■ Stated exercise
Locate the lines of the listing below that hold "situations", then copy each of them.
-- Begin Dataset content --
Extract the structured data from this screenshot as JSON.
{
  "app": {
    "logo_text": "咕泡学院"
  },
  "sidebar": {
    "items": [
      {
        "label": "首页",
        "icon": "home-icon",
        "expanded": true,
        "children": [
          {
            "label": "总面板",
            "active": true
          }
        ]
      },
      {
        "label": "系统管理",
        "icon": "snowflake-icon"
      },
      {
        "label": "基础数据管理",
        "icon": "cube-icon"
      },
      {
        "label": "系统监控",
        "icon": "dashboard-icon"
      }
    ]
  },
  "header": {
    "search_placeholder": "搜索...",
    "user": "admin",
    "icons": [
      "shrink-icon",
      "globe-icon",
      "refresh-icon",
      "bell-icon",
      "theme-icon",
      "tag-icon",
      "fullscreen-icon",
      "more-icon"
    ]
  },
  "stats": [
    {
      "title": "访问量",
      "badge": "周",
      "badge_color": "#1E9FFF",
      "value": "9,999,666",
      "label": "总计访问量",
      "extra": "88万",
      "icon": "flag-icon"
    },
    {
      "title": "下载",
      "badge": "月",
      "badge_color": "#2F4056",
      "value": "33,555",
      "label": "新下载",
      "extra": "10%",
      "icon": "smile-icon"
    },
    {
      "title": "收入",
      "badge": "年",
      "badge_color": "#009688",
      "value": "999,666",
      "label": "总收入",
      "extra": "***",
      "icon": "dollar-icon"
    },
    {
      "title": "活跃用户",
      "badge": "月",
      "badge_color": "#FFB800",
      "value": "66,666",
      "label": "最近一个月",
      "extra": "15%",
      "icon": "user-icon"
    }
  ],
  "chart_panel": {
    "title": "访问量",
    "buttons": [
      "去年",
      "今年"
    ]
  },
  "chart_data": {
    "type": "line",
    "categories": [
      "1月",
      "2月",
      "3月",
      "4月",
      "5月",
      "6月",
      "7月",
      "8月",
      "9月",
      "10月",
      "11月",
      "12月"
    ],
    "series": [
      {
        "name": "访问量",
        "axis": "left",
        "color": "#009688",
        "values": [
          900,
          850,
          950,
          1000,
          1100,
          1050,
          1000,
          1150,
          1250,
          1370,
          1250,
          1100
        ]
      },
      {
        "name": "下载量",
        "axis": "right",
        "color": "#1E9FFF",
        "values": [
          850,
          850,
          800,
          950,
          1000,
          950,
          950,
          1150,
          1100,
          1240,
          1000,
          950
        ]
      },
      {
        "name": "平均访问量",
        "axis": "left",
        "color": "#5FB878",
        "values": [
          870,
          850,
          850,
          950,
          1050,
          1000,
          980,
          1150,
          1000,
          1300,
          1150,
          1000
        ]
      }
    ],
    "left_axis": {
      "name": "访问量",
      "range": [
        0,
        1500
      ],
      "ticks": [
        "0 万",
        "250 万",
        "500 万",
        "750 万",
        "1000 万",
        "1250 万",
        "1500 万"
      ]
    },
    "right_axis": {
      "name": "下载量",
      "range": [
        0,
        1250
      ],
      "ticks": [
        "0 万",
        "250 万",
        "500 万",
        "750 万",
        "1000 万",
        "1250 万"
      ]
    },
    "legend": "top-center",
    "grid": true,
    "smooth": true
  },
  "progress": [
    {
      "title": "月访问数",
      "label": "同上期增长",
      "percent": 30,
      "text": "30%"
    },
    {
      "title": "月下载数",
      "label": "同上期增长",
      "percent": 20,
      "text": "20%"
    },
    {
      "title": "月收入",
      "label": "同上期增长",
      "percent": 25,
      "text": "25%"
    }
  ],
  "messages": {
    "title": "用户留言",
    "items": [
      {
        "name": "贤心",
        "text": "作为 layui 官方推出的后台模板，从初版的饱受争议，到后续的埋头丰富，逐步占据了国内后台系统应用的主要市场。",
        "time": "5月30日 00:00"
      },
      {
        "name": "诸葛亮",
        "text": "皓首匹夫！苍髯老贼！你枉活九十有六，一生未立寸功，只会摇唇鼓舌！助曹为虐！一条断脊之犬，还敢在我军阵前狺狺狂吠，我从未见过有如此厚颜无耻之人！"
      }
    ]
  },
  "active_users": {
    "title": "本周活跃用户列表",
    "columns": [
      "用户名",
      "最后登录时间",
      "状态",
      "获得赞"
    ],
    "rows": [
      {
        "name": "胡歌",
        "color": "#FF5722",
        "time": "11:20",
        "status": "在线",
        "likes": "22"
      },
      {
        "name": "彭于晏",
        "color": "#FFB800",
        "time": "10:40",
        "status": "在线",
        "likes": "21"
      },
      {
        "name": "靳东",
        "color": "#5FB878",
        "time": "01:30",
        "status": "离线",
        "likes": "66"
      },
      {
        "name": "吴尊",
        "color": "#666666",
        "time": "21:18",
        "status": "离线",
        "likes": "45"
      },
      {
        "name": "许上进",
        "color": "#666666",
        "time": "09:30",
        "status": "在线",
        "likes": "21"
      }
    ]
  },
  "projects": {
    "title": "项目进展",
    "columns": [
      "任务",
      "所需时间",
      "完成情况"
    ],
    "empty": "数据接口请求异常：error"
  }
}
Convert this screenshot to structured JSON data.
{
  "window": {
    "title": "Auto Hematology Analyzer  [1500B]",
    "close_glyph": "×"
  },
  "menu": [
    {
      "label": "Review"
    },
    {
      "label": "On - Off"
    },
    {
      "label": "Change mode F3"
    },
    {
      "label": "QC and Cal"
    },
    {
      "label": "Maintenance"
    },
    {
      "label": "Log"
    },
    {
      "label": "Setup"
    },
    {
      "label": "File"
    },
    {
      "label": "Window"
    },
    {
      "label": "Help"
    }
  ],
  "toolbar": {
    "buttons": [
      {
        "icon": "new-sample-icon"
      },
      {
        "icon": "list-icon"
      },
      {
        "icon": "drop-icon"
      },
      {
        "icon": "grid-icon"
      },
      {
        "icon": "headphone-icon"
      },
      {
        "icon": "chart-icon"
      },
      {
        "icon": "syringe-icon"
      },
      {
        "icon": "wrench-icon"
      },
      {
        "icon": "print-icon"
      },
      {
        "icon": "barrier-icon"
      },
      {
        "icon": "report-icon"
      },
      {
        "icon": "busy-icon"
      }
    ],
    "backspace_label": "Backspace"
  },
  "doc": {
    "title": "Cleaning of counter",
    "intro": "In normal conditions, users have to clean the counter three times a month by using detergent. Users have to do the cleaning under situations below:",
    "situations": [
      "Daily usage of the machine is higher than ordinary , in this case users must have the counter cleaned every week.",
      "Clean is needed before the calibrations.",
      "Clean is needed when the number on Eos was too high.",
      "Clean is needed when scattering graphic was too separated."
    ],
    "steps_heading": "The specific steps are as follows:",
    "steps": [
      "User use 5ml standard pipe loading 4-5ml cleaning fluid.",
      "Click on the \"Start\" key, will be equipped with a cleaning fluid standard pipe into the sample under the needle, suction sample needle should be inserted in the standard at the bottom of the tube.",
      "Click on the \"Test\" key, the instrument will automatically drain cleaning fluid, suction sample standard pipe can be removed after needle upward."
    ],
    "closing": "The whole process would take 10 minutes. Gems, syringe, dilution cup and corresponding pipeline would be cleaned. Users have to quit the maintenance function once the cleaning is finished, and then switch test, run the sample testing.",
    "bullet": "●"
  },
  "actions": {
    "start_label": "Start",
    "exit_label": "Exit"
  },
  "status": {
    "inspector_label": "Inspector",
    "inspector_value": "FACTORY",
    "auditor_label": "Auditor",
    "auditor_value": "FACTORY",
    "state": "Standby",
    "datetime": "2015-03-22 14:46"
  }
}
-- End Dataset content --
■ Reply to the exercise
    "intro": "In normal conditions, users have to clean the counter three times a month by using detergent. Users have to do the cleaning under situations below:",
    "situations": [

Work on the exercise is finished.